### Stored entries
--------------------------------
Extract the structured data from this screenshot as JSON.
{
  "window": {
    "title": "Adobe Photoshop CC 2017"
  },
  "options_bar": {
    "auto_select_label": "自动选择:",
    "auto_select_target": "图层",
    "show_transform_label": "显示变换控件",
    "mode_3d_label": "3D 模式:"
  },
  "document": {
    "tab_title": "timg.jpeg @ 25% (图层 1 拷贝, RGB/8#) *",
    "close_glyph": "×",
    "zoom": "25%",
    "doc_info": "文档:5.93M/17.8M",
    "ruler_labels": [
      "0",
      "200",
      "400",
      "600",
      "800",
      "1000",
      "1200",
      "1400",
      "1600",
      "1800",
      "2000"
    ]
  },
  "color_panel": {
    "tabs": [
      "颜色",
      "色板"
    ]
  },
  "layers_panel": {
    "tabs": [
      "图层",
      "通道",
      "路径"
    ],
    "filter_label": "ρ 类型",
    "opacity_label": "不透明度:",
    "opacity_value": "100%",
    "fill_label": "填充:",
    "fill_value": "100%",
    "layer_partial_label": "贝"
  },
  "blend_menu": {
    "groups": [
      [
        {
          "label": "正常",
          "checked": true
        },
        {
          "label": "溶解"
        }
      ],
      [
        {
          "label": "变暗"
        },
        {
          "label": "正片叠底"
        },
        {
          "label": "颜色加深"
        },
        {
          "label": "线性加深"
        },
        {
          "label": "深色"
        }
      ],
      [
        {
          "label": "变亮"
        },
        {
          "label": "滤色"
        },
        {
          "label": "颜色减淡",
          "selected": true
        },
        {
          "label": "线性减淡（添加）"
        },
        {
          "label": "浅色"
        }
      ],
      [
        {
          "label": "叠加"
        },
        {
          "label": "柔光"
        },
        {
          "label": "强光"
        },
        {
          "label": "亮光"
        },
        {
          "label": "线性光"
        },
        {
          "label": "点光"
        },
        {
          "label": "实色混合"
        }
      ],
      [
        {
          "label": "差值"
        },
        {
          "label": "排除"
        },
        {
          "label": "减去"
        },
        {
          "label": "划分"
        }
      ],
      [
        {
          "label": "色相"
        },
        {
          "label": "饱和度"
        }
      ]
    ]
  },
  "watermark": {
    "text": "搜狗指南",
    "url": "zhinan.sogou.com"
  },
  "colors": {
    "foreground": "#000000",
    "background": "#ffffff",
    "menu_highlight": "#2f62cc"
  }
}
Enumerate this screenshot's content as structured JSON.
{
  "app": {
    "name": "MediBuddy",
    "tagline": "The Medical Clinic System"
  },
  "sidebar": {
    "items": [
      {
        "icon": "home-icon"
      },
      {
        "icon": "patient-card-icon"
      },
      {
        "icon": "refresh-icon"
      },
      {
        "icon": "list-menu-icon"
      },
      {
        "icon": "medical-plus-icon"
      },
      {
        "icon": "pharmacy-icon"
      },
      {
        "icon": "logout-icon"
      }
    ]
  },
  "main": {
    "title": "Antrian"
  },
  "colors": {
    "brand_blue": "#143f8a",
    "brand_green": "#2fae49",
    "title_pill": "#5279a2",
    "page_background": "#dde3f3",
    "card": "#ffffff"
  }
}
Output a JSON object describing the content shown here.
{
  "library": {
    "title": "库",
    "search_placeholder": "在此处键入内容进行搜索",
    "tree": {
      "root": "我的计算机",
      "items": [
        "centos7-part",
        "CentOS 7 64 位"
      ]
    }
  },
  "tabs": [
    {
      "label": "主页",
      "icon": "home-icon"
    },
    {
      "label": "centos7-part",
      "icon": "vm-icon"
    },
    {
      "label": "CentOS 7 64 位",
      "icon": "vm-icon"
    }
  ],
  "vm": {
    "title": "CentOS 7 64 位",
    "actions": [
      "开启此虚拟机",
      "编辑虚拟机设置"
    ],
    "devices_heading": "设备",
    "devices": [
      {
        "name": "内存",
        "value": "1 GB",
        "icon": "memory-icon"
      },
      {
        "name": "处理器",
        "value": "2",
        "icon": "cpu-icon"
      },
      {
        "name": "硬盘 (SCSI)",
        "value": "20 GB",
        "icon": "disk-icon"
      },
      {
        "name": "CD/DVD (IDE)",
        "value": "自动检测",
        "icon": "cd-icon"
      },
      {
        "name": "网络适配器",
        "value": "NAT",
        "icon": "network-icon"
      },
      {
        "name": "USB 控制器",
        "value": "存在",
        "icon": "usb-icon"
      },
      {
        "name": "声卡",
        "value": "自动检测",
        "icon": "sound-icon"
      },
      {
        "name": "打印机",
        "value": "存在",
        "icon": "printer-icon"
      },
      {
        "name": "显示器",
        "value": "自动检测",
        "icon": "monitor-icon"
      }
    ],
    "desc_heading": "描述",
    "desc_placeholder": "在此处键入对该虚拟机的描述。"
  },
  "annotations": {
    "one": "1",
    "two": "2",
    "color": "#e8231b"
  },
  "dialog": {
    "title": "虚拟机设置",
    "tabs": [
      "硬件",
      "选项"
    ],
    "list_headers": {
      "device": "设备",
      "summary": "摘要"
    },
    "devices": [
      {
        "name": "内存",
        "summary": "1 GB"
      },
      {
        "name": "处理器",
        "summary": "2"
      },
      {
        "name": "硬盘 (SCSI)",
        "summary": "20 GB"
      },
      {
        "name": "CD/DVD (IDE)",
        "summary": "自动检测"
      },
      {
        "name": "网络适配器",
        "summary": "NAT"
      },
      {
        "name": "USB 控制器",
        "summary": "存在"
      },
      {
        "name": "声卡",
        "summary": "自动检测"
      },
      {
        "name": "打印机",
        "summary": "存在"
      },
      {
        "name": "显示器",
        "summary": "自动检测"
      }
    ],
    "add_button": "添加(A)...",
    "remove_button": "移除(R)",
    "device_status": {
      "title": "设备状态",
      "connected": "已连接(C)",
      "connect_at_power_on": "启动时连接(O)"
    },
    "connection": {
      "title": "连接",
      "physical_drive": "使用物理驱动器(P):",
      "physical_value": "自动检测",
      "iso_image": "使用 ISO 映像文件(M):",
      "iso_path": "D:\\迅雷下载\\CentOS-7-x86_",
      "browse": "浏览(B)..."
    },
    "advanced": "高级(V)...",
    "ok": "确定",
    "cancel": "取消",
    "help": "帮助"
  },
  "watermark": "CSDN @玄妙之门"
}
--------------------------------
### What is expected
Please repeat the listing above in full and exactly.

### Result of the task
Extract the structured data from this screenshot as JSON.
{
  "window": {
    "title": "Adobe Photoshop CC 2017"
  },
  "options_bar": {
    "auto_select_label": "自动选择:",
    "auto_select_target": "图层",
    "show_transform_label": "显示变换控件",
    "mode_3d_label": "3D 模式:"
  },
  "document": {
    "tab_title": "timg.jpeg @ 25% (图层 1 拷贝, RGB/8#) *",
    "close_glyph": "×",
    "zoom": "25%",
    "doc_info": "文档:5.93M/17.8M",
    "ruler_labels": [
      "0",
      "200",
      "400",
      "600",
      "800",
      "1000",
      "1200",
      "1400",
      "1600",
      "1800",
      "2000"
    ]
  },
  "color_panel": {
    "tabs": [
      "颜色",
      "色板"
    ]
  },
  "layers_panel": {
    "tabs": [
      "图层",
      "通道",
      "路径"
    ],
    "filter_label": "ρ 类型",
    "opacity_label": "不透明度:",
    "opacity_value": "100%",
    "fill_label": "填充:",
    "fill_value": "100%",
    "layer_partial_label": "贝"
  },
  "blend_menu": {
    "groups": [
      [
        {
          "label": "正常",
          "checked": true
        },
        {
          "label": "溶解"
        }
      ],
      [
        {
          "label": "变暗"
        },
        {
          "label": "正片叠底"
        },
        {
          "label": "颜色加深"
        },
        {
          "label": "线性加深"
        },
        {
          "label": "深色"
        }
      ],
      [
        {
          "label": "变亮"
        },
        {
          "label": "滤色"
        },
        {
          "label": "颜色减淡",
          "selected": true
        },
        {
          "label": "线性减淡（添加）"
        },
        {
          "label": "浅色"
        }
      ],
      [
        {
          "label": "叠加"
        },
        {
          "label": "柔光"
        },
        {
          "label": "强光"
        },
        {
          "label": "亮光"
        },
        {
          "label": "线性光"
        },
        {
          "label": "点光"
        },
        {
          "label": "实色混合"
        }
      ],
      [
        {
          "label": "差值"
        },
        {
          "label": "排除"
        },
        {
          "label": "减去"
        },
        {
          "label": "划分"
        }
      ],
      [
        {
          "label": "色相"
        },
        {
          "label": "饱和度"
        }
      ]
    ]
  },
  "watermark": {
    "text": "搜狗指南",
    "url": "zhinan.sogou.com"
  },
  "colors": {
    "foreground": "#000000",
    "background": "#ffffff",
    "menu_highlight": "#2f62cc"
  }
}
Enumerate this screenshot's content as structured JSON.
{
  "app": {
    "name": "MediBuddy",
    "tagline": "The Medical Clinic System"
  },
  "sidebar": {
    "items": [
      {
        "icon": "home-icon"
      },
      {
        "icon": "patient-card-icon"
      },
      {
        "icon": "refresh-icon"
      },
      {
        "icon": "list-menu-icon"
      },
      {
        "icon": "medical-plus-icon"
      },
      {
        "icon": "pharmacy-icon"
      },
      {
        "icon": "logout-icon"
      }
    ]
  },
  "main": {
    "title": "Antrian"
  },
  "colors": {
    "brand_blue": "#143f8a",
    "brand_green": "#2fae49",
    "title_pill": "#5279a2",
    "page_background": "#dde3f3",
    "card": "#ffffff"
  }
}
Output a JSON object describing the content shown here.
{
  "library": {
    "title": "库",
    "search_placeholder": "在此处键入内容进行搜索",
    "tree": {
      "root": "我的计算机",
      "items": [
        "centos7-part",
        "CentOS 7 64 位"
      ]
    }
  },
  "tabs": [
    {
      "label": "主页",
      "icon": "home-icon"
    },
    {
      "label": "centos7-part",
      "icon": "vm-icon"
    },
    {
      "label": "CentOS 7 64 位",
      "icon": "vm-icon"
    }
  ],
  "vm": {
    "title": "CentOS 7 64 位",
    "actions": [
      "开启此虚拟机",
      "编辑虚拟机设置"
    ],
    "devices_heading": "设备",
    "devices": [
      {
        "name": "内存",
        "value": "1 GB",
        "icon": "memory-icon"
      },
      {
        "name": "处理器",
        "value": "2",
        "icon": "cpu-icon"
      },
      {
        "name": "硬盘 (SCSI)",
        "value": "20 GB",
        "icon": "disk-icon"
      },
      {
        "name": "CD/DVD (IDE)",
        "value": "自动检测",
        "icon": "cd-icon"
      },
      {
        "name": "网络适配器",
        "value": "NAT",
        "icon": "network-icon"
      },
      {
        "name": "USB 控制器",
        "value": "存在",
        "icon": "usb-icon"
      },
      {
        "name": "声卡",
        "value": "自动检测",
        "icon": "sound-icon"
      },
      {
        "name": "打印机",
        "value": "存在",
        "icon": "printer-icon"
      },
      {
        "name": "显示器",
        "value": "自动检测",
        "icon": "monitor-icon"
      }
    ],
    "desc_heading": "描述",
    "desc_placeholder": "在此处键入对该虚拟机的描述。"
  },
  "annotations": {
    "one": "1",
    "two": "2",
    "color": "#e8231b"
  },
  "dialog": {
    "title": "虚拟机设置",
    "tabs": [
      "硬件",
      "选项"
    ],
    "list_headers": {
      "device": "设备",
      "summary": "摘要"
    },
    "devices": [
      {
        "name": "内存",
        "summary": "1 GB"
      },
      {
        "name": "处理器",
        "summary": "2"
      },
      {
        "name": "硬盘 (SCSI)",
        "summary": "20 GB"
      },
      {
        "name": "CD/DVD (IDE)",
        "summary": "自动检测"
      },
      {
        "name": "网络适配器",
        "summary": "NAT"
      },
      {
        "name": "USB 控制器",
        "summary": "存在"
      },
      {
        "name": "声卡",
        "summary": "自动检测"
      },
      {
        "name": "打印机",
        "summary": "存在"
      },
      {
        "name": "显示器",
        "summary": "自动检测"
      }
    ],
    "add_button": "添加(A)...",
    "remove_button": "移除(R)",
    "device_status": {
      "title": "设备状态",
      "connected": "已连接(C)",
      "connect_at_power_on": "启动时连接(O)"
    },
    "connection": {
      "title": "连接",
      "physical_drive": "使用物理驱动器(P):",
      "physical_value": "自动检测",
      "iso_image": "使用 ISO 映像文件(M):",
      "iso_path": "D:\\迅雷下载\\CentOS-7-x86_",
      "browse": "浏览(B)..."
    },
    "advanced": "高级(V)...",
    "ok": "确定",
    "cancel": "取消",
    "help": "帮助"
  },
  "watermark": "CSDN @玄妙之门"
}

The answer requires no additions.